> _What to work on_
From the records below, pull each line that has "xlabel".
** BEGIN **
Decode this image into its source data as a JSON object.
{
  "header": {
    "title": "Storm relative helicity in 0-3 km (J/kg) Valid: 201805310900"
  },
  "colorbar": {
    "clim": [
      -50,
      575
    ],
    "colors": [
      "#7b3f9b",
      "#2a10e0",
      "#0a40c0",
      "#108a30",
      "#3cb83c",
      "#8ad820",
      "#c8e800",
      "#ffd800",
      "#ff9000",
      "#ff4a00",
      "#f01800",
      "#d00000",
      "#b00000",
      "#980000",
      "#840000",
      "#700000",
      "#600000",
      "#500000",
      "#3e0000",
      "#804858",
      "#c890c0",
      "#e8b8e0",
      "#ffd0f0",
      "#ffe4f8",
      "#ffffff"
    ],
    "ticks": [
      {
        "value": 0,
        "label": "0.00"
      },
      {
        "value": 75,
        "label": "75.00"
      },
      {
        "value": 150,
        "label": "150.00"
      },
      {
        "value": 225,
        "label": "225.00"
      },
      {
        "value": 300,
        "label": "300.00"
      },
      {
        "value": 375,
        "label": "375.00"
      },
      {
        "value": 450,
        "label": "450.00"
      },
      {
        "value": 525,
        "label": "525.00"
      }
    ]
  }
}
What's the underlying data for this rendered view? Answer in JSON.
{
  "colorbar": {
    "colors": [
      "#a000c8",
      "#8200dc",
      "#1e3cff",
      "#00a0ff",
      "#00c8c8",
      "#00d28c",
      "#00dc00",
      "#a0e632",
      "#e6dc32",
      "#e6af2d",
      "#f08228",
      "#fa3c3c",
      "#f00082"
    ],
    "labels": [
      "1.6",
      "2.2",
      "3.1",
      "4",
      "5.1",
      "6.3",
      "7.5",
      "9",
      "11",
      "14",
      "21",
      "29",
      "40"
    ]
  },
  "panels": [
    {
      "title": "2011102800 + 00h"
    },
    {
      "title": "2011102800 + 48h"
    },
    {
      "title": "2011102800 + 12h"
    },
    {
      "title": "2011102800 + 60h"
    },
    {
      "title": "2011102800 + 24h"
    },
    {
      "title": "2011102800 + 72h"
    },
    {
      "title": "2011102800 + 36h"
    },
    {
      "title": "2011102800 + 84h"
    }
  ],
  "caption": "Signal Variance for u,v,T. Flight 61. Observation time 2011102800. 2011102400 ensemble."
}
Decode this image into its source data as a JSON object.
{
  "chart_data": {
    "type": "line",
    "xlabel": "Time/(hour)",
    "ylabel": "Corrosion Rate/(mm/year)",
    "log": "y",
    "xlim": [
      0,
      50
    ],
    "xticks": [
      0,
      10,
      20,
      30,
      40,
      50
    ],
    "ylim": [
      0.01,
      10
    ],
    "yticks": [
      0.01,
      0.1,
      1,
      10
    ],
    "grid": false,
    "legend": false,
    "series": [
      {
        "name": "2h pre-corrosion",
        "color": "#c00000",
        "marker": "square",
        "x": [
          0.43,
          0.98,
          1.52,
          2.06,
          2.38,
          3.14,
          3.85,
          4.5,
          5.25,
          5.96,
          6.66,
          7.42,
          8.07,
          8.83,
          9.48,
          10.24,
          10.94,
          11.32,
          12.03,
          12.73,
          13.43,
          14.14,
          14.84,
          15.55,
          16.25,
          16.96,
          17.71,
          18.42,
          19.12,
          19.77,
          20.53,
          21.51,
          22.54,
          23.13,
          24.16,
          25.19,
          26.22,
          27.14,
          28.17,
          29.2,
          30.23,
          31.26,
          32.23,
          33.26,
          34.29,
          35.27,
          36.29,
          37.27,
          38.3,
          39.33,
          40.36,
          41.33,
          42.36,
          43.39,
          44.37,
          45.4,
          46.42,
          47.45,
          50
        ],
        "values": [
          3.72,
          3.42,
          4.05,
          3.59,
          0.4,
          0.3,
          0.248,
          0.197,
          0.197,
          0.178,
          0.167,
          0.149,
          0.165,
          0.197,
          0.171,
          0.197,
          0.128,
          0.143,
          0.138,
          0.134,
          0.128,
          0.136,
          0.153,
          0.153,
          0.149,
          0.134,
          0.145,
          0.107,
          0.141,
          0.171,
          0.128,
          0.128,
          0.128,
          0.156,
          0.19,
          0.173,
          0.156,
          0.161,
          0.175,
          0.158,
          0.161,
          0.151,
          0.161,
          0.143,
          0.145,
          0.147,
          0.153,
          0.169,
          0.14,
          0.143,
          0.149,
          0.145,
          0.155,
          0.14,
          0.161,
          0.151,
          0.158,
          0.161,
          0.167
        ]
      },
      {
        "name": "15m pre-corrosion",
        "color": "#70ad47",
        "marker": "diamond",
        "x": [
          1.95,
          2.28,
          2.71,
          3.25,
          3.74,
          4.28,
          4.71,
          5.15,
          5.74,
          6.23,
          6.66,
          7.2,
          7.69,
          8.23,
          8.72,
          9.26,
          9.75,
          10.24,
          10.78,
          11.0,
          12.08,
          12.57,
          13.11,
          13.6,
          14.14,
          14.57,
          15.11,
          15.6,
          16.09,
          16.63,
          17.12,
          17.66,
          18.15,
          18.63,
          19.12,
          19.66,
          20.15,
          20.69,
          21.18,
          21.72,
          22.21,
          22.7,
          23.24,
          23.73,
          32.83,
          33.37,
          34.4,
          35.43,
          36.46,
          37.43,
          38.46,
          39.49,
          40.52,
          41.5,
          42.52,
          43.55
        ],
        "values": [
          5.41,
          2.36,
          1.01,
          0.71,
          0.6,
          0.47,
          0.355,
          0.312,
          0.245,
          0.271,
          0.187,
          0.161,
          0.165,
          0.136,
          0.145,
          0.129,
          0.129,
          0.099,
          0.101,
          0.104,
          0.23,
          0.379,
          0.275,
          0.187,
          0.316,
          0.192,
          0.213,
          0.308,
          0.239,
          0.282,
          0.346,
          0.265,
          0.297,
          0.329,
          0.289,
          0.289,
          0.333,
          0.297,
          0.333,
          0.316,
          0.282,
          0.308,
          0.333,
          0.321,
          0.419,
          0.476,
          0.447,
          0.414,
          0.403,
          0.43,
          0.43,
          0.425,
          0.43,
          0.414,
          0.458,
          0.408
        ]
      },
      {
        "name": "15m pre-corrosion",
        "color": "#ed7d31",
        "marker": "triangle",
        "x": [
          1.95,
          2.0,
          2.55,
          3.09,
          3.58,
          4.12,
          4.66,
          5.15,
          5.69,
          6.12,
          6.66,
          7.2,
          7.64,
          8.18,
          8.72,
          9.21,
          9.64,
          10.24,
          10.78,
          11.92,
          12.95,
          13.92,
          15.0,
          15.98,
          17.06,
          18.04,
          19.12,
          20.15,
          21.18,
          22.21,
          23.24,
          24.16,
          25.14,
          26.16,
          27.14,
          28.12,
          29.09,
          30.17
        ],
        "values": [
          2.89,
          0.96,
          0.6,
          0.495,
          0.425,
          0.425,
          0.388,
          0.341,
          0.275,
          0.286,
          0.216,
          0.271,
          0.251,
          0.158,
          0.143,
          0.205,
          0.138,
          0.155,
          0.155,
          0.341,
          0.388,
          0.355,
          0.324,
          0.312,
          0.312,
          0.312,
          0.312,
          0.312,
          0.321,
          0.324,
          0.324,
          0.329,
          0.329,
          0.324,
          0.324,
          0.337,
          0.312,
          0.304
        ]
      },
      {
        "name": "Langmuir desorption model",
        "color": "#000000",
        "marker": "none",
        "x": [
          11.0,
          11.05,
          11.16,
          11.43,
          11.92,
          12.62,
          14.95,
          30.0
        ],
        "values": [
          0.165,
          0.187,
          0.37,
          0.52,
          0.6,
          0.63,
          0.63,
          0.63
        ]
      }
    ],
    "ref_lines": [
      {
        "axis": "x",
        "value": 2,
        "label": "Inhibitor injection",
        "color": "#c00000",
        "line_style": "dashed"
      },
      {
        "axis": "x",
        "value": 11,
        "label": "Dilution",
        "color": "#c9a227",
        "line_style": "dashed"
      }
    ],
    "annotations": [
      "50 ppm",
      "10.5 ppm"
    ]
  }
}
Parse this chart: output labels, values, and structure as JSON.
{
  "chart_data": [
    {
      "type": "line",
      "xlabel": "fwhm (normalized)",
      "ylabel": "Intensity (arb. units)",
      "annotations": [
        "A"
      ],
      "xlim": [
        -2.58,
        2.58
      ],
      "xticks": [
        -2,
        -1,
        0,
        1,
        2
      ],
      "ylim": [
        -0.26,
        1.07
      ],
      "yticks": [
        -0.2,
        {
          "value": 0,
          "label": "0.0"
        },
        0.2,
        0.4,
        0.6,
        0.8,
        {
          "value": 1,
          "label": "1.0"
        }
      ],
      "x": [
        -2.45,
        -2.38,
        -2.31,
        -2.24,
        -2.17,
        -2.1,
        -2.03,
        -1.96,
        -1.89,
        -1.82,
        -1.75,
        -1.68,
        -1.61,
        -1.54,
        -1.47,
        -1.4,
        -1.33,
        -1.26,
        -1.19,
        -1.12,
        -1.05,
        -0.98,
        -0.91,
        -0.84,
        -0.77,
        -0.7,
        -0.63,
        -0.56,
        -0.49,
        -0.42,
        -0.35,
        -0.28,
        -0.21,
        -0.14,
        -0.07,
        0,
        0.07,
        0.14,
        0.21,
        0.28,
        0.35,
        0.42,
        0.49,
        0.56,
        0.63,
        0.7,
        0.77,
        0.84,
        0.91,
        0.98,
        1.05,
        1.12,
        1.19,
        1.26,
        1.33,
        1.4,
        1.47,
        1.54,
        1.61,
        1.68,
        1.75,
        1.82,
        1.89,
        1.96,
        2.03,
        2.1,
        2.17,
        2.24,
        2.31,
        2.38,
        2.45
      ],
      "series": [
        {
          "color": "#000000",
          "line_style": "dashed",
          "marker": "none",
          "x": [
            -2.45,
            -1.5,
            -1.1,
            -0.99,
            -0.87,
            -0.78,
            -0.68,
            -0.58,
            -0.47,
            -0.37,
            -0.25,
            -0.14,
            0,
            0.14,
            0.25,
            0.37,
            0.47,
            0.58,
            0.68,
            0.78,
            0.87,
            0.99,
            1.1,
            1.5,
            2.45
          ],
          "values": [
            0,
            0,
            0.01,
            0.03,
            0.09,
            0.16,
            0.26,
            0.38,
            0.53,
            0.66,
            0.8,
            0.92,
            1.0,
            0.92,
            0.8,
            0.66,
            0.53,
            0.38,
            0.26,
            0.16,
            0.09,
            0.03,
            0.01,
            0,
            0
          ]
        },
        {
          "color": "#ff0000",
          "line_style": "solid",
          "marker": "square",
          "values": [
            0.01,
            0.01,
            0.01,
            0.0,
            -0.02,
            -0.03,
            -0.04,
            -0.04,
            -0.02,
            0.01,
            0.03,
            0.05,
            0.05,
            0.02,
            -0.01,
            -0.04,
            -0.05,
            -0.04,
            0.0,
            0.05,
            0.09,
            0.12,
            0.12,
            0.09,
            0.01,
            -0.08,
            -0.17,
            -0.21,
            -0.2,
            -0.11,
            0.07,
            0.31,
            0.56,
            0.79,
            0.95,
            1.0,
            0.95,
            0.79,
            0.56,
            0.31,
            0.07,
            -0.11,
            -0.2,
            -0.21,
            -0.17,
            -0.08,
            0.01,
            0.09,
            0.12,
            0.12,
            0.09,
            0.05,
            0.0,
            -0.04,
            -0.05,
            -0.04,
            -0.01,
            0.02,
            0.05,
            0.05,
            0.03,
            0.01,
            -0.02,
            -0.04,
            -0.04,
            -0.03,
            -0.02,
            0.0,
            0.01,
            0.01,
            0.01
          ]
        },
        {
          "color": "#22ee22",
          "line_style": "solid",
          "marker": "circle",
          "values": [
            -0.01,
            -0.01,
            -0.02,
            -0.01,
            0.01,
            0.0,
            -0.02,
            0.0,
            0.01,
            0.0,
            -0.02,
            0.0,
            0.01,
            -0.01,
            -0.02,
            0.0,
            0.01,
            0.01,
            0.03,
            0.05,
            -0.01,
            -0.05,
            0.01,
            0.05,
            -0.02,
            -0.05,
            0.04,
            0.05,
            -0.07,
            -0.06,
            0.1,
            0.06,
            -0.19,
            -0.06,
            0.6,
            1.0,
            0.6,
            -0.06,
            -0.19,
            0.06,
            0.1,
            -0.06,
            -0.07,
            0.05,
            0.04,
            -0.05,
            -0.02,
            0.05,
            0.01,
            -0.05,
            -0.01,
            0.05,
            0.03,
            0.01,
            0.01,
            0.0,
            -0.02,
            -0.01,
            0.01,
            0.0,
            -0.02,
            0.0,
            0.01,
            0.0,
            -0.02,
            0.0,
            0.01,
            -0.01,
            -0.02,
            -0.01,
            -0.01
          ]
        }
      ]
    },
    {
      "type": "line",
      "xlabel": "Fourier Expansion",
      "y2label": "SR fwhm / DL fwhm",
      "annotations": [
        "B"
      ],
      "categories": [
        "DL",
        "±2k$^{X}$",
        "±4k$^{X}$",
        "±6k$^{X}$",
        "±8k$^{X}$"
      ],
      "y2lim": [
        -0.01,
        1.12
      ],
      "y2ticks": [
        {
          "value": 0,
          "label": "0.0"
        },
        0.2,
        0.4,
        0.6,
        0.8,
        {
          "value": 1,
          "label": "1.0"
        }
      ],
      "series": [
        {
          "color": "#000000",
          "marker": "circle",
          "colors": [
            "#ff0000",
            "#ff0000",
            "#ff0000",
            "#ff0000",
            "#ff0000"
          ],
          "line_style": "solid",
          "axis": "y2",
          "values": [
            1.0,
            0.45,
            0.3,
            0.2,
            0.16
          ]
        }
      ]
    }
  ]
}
** END **
> _Complete response_
    "xlabel": "Time/(hour)",
      "xlabel": "fwhm (normalized)",
      "xlabel": "Fourier Expansion",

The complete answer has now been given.